Goal
Report how many lines of these entries hold the string "photo"; reply with the number alone.

The data
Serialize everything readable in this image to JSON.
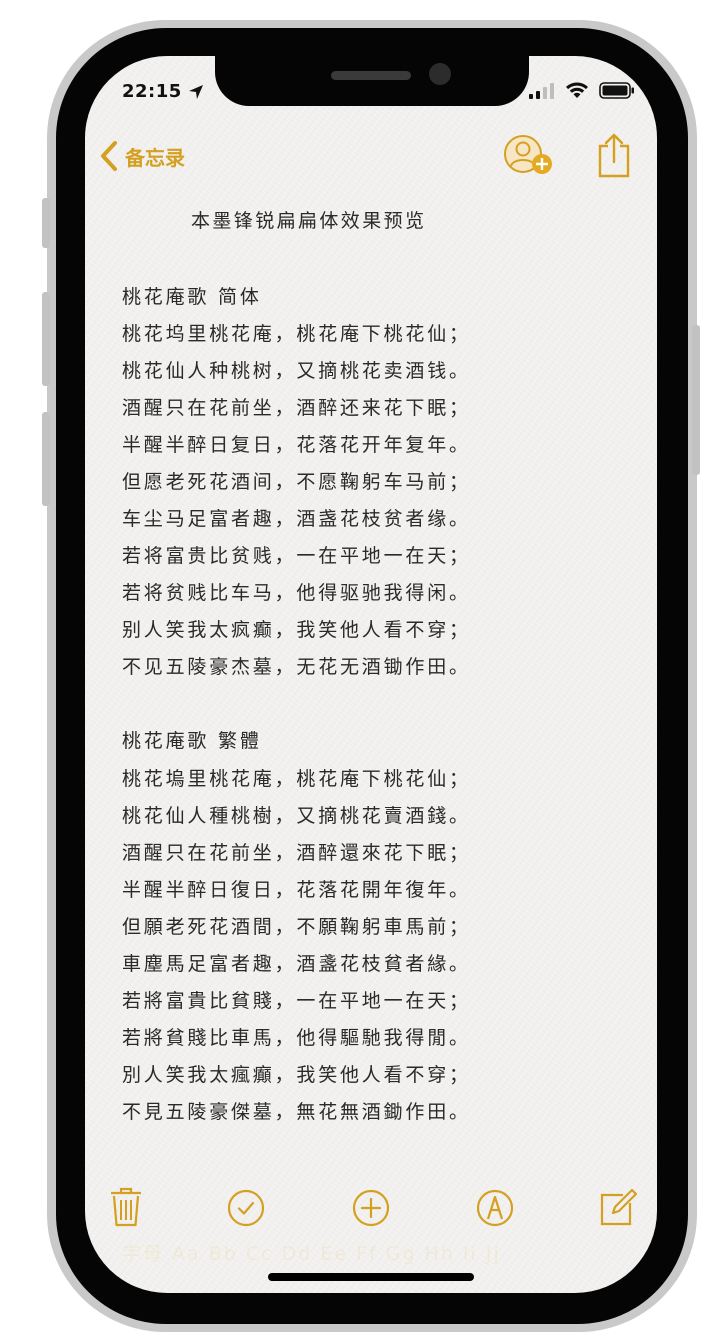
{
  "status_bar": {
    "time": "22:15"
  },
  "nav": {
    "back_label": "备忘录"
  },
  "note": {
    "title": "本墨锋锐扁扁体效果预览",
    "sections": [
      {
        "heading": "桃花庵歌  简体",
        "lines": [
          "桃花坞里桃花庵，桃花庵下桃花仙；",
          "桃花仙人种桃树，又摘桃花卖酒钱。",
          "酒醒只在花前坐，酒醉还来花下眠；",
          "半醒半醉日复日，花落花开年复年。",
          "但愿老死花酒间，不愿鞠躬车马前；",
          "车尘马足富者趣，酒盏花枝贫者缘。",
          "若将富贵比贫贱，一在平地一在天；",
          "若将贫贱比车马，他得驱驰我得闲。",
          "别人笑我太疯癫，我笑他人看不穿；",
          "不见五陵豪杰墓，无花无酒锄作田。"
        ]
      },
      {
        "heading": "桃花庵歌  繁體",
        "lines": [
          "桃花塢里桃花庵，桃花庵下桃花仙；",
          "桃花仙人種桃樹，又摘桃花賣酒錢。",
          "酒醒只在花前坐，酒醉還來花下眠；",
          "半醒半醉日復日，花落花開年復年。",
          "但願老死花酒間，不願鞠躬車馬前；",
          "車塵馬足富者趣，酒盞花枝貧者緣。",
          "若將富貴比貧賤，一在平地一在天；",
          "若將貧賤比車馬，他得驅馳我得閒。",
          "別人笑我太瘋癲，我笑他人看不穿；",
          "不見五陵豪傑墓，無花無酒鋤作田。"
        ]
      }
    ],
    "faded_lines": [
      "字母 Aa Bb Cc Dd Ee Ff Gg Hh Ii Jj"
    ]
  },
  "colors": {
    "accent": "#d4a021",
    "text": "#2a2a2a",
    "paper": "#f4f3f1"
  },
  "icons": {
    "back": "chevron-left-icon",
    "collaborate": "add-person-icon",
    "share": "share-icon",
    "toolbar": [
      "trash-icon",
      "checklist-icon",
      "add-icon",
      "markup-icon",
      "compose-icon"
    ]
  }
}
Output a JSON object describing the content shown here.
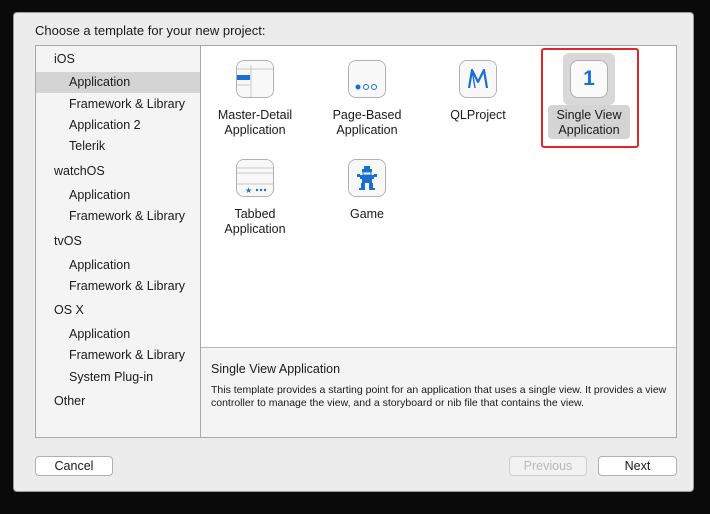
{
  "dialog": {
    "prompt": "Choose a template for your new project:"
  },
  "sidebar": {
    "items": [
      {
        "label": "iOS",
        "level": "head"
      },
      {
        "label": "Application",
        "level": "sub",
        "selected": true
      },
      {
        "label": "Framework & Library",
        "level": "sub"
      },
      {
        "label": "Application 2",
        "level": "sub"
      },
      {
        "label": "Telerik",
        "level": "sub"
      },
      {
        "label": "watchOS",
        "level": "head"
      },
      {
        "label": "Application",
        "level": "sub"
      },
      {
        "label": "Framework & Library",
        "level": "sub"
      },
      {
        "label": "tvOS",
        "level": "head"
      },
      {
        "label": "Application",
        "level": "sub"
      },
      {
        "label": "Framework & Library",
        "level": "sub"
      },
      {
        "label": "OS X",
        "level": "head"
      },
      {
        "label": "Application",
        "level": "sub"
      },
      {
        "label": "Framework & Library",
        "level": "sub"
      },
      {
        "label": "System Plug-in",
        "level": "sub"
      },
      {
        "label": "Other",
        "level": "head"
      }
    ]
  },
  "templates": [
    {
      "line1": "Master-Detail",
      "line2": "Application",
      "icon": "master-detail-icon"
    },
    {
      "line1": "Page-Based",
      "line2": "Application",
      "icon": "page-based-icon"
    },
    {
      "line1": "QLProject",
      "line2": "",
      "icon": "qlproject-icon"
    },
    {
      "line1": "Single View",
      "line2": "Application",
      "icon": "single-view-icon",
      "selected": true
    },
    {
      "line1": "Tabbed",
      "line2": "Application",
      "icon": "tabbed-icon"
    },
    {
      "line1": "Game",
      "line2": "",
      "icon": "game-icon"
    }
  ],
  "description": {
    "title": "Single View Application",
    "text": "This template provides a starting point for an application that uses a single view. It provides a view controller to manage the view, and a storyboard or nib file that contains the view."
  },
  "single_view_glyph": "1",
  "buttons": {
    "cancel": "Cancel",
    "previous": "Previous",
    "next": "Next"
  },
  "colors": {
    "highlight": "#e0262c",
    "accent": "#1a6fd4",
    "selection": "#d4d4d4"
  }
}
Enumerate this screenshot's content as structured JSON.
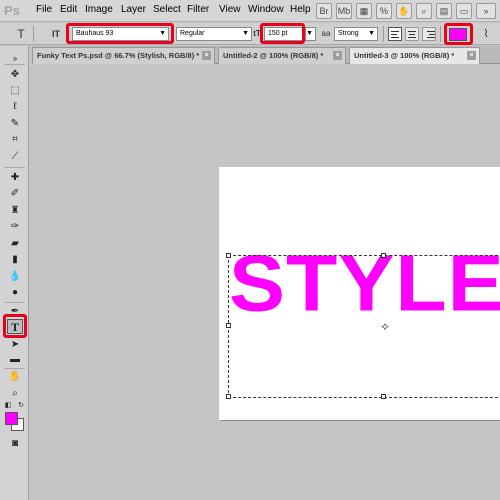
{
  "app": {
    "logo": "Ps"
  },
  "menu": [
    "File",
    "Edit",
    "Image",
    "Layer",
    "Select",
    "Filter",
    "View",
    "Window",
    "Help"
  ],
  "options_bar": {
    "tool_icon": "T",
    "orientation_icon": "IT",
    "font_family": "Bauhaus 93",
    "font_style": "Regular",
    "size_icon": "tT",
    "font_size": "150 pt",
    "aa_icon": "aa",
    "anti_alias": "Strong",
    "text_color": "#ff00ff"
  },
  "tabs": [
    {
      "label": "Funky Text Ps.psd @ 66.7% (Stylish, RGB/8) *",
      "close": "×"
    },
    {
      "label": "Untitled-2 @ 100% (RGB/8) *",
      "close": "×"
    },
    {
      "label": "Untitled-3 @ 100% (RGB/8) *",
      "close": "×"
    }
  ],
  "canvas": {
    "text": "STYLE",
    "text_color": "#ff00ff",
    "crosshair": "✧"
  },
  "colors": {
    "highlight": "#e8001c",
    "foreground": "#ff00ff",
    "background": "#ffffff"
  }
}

==

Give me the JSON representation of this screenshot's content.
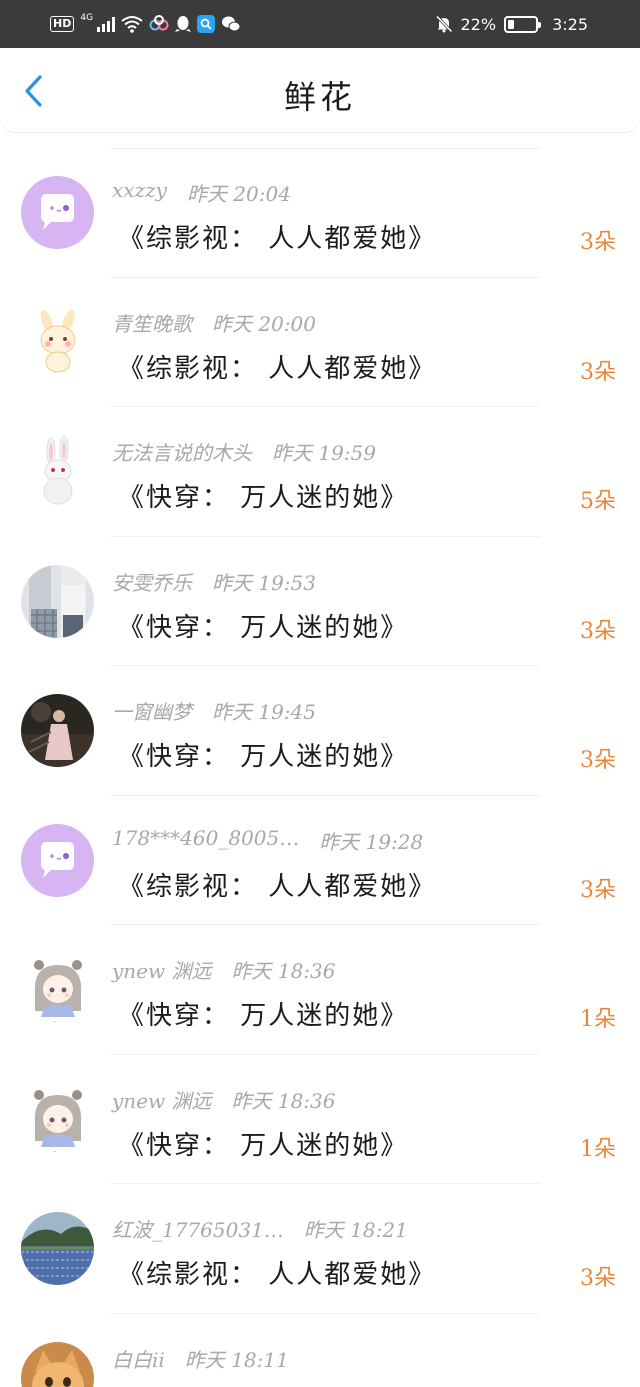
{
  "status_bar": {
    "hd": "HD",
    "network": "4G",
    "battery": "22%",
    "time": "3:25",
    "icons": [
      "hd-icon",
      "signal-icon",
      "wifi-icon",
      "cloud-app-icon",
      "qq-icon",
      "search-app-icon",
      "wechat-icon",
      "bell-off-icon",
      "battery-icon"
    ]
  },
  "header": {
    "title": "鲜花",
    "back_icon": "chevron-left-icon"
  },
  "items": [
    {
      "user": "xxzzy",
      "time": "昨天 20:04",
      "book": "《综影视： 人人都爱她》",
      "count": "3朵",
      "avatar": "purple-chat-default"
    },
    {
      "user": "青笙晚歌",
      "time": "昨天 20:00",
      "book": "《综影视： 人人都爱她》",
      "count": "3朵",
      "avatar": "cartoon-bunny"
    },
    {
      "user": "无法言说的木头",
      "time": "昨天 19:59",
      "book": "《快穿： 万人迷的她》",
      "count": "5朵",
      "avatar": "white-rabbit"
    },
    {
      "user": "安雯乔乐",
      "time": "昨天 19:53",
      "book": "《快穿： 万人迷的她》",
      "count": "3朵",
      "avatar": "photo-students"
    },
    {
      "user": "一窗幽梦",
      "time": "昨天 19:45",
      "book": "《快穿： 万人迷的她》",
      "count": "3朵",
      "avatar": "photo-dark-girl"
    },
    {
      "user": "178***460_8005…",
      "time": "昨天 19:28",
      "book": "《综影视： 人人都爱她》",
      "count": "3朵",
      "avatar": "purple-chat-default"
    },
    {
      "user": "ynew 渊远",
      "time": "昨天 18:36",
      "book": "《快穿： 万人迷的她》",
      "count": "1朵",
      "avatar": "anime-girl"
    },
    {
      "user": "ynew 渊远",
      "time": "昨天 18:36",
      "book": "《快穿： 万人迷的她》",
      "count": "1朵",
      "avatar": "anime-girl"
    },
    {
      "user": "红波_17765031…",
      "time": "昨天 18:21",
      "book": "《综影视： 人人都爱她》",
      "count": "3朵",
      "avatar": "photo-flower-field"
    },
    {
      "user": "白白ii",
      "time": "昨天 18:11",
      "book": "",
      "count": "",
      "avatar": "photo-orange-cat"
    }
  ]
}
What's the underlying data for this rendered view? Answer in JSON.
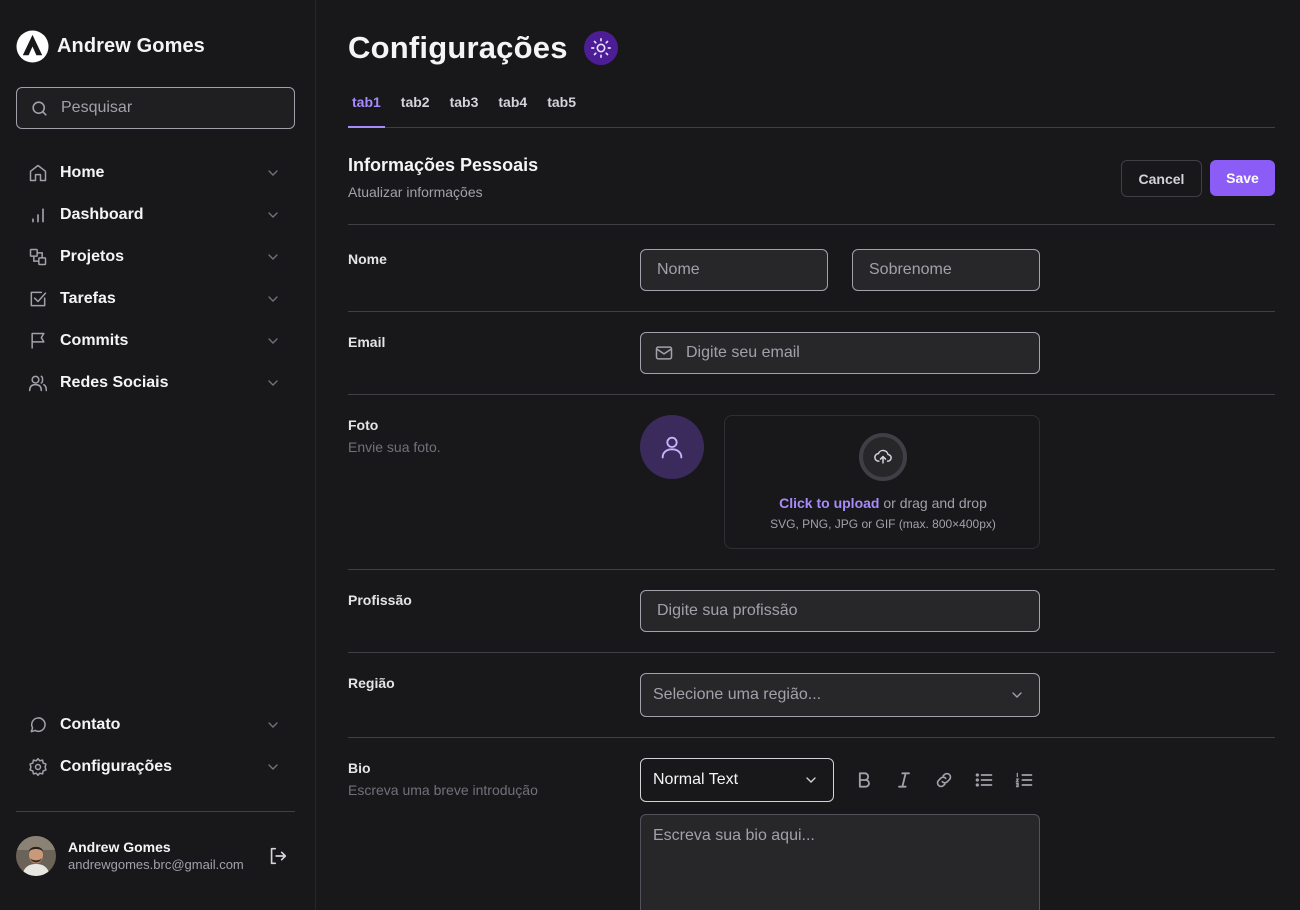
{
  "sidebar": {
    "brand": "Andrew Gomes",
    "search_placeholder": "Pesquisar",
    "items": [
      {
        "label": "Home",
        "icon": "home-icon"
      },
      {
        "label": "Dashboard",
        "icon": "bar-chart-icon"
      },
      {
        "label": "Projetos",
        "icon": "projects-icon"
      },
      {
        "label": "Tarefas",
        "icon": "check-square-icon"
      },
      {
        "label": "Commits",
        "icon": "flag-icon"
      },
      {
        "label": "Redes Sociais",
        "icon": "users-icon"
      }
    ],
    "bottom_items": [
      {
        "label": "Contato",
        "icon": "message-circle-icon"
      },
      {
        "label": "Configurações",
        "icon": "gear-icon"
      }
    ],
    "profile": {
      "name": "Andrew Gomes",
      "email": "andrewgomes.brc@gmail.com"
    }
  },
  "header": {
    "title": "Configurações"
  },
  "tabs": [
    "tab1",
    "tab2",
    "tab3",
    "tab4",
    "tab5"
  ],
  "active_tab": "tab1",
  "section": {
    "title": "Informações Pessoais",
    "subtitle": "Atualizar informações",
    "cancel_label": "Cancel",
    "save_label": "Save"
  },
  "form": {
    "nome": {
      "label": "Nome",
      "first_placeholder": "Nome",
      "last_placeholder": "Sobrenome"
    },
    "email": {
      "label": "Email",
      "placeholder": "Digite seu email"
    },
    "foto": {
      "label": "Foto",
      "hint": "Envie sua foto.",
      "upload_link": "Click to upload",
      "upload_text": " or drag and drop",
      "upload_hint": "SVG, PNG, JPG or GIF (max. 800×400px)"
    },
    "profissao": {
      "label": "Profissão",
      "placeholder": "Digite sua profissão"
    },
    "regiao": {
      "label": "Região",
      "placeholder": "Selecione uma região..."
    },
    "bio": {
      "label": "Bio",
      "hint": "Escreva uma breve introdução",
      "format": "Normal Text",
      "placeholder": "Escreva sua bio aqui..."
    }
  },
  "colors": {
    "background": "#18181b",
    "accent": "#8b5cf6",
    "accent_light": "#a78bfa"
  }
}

Completed exercise
4